Work required - Report the total number of lines that include the string "letter", without any other text.
** BEGIN **
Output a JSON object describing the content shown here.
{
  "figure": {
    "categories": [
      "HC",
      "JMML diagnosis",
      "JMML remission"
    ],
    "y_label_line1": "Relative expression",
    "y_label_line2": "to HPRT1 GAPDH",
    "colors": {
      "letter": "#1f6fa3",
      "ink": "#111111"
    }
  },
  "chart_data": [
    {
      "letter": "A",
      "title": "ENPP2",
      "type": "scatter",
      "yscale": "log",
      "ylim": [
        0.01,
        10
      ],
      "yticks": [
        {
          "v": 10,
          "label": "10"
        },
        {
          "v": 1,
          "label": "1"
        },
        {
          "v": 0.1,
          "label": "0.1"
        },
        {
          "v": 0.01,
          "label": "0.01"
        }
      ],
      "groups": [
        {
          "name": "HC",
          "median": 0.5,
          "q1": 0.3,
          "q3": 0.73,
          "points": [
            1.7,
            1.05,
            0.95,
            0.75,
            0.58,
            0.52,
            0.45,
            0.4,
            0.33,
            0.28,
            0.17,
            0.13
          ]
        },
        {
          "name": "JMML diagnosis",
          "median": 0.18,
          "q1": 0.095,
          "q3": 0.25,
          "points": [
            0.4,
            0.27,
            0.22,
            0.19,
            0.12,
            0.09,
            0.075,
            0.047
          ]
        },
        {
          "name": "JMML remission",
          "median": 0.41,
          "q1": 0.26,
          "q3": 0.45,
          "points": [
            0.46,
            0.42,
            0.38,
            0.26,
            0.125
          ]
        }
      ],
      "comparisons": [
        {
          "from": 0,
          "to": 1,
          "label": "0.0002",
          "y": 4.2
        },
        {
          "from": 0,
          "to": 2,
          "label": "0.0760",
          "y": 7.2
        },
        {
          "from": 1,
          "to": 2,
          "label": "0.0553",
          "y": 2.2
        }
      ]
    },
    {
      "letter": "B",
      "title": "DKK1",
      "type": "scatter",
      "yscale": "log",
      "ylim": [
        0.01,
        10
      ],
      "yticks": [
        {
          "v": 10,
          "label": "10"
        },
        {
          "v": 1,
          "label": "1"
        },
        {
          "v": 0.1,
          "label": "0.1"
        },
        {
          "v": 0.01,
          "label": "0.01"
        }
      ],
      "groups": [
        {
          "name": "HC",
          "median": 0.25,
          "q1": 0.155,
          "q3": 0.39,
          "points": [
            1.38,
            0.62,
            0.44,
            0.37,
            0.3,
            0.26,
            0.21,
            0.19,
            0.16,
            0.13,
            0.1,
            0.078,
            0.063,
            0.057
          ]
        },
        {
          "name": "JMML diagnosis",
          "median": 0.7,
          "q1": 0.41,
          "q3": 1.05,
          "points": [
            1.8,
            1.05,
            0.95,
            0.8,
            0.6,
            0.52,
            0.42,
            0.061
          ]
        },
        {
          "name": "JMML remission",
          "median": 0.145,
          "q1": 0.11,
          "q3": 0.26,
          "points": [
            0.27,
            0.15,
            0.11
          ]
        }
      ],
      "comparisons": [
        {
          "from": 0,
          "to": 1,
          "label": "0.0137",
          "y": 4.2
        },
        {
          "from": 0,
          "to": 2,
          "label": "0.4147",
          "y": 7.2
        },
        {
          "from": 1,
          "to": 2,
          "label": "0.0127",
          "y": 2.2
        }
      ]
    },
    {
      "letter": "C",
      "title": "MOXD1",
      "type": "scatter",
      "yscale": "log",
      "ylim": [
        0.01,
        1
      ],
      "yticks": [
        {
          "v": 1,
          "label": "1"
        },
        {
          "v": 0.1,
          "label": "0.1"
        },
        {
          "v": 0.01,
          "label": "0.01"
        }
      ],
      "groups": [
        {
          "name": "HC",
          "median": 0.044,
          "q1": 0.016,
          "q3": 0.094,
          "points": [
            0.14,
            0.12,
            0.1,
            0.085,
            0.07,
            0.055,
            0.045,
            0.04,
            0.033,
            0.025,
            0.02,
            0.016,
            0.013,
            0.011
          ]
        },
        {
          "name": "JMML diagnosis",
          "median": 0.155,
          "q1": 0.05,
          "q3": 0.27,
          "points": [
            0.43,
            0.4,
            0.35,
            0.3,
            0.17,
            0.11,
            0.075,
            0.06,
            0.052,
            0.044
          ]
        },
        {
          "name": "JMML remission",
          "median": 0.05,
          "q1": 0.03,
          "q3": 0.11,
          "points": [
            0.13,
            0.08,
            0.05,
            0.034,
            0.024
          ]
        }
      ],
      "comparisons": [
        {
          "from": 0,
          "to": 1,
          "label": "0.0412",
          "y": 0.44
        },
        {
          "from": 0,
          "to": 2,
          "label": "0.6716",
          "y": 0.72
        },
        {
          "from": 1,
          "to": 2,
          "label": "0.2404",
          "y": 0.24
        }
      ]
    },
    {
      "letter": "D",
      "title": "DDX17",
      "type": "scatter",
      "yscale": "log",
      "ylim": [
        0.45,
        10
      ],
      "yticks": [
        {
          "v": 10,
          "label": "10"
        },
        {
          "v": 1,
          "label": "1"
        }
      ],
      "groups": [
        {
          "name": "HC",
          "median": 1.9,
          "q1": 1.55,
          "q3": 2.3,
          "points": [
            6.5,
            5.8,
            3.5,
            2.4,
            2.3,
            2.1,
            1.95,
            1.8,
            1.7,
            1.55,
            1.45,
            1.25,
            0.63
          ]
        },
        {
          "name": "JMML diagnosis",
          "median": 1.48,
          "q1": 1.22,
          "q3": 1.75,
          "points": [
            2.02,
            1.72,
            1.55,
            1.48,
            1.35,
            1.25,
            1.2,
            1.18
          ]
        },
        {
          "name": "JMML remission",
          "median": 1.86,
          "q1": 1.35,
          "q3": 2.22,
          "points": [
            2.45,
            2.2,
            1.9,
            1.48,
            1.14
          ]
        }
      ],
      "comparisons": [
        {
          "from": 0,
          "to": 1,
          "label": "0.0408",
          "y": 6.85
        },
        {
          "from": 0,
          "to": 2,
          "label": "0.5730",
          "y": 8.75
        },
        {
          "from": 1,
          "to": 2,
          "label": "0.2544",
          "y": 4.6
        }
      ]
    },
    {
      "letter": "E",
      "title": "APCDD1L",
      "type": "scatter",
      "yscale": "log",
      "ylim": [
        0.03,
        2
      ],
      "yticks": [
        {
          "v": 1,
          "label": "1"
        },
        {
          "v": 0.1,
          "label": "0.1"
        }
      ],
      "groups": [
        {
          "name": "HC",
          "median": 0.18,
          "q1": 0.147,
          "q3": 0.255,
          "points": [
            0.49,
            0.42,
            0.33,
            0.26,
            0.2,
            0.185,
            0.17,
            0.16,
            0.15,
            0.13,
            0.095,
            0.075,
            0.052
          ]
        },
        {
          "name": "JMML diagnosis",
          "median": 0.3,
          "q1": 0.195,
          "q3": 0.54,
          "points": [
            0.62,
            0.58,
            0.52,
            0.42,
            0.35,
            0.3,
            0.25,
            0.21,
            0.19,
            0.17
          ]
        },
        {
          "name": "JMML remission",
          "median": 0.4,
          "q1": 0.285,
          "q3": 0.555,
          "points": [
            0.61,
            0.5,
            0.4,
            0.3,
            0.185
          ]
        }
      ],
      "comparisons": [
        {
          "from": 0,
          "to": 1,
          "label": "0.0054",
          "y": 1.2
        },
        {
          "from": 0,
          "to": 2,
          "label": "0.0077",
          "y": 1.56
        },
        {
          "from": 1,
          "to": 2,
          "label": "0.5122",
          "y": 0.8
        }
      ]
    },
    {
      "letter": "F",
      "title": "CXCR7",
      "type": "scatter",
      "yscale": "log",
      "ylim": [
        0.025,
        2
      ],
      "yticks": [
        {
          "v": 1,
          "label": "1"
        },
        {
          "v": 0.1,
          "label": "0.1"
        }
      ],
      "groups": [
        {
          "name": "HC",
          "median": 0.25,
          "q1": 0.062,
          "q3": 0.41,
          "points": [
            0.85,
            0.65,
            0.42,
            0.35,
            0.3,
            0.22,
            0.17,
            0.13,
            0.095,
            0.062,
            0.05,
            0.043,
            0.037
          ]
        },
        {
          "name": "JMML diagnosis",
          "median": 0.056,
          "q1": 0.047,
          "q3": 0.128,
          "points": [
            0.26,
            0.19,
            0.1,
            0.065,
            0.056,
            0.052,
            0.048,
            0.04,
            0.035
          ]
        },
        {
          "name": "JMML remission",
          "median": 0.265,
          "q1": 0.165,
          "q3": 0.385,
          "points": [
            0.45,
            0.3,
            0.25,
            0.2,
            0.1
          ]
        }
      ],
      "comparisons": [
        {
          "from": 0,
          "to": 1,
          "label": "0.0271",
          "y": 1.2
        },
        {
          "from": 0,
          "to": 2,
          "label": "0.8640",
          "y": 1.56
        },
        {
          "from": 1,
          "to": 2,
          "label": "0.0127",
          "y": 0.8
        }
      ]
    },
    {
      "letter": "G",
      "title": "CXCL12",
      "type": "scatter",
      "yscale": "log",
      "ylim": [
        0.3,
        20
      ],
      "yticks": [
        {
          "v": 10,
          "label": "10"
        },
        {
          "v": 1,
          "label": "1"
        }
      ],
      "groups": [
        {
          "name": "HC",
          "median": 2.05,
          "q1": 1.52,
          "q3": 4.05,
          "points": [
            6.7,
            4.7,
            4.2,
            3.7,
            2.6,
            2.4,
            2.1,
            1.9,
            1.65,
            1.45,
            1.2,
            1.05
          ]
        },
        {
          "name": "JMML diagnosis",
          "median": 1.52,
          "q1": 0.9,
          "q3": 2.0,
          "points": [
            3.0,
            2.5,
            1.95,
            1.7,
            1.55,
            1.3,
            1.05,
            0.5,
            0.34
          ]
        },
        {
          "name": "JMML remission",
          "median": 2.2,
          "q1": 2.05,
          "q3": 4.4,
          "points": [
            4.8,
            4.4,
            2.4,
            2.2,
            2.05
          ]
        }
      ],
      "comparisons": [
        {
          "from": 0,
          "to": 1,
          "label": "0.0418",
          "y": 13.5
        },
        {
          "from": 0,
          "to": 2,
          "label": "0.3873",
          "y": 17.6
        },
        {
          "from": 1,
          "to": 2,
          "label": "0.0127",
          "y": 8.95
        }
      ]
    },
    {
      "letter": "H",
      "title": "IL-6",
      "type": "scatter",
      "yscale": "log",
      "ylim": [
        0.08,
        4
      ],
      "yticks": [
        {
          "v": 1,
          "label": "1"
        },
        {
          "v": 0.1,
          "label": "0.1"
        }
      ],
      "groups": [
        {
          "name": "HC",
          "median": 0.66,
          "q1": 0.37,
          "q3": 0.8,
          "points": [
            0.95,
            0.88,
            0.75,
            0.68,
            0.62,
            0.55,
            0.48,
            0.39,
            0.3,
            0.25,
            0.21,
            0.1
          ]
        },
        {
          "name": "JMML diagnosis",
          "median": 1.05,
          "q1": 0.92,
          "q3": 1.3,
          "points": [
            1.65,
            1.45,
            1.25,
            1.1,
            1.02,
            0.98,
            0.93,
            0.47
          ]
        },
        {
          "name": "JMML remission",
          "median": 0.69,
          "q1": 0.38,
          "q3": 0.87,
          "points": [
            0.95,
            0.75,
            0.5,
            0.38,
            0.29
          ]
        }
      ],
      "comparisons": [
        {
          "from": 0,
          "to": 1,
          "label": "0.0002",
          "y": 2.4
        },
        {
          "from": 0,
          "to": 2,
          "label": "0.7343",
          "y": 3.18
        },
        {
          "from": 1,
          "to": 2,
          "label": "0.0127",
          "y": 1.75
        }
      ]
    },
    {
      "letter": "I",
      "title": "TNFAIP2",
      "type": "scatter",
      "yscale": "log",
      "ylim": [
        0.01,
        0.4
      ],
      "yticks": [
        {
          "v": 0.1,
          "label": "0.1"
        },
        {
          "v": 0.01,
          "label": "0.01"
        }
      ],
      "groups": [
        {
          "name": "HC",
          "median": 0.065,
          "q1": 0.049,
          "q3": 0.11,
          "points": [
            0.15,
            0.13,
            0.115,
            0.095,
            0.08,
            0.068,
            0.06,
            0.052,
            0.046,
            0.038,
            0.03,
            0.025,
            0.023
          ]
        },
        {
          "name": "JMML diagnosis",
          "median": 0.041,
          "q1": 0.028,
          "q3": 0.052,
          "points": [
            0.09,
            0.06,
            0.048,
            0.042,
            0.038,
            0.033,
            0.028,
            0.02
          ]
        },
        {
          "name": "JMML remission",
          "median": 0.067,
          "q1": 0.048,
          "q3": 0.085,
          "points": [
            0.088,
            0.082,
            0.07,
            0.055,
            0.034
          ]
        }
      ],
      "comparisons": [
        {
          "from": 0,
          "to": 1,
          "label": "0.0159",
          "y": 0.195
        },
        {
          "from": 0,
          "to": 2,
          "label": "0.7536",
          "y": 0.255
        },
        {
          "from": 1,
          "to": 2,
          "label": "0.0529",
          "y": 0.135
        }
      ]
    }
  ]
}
** END **
Solution below - 10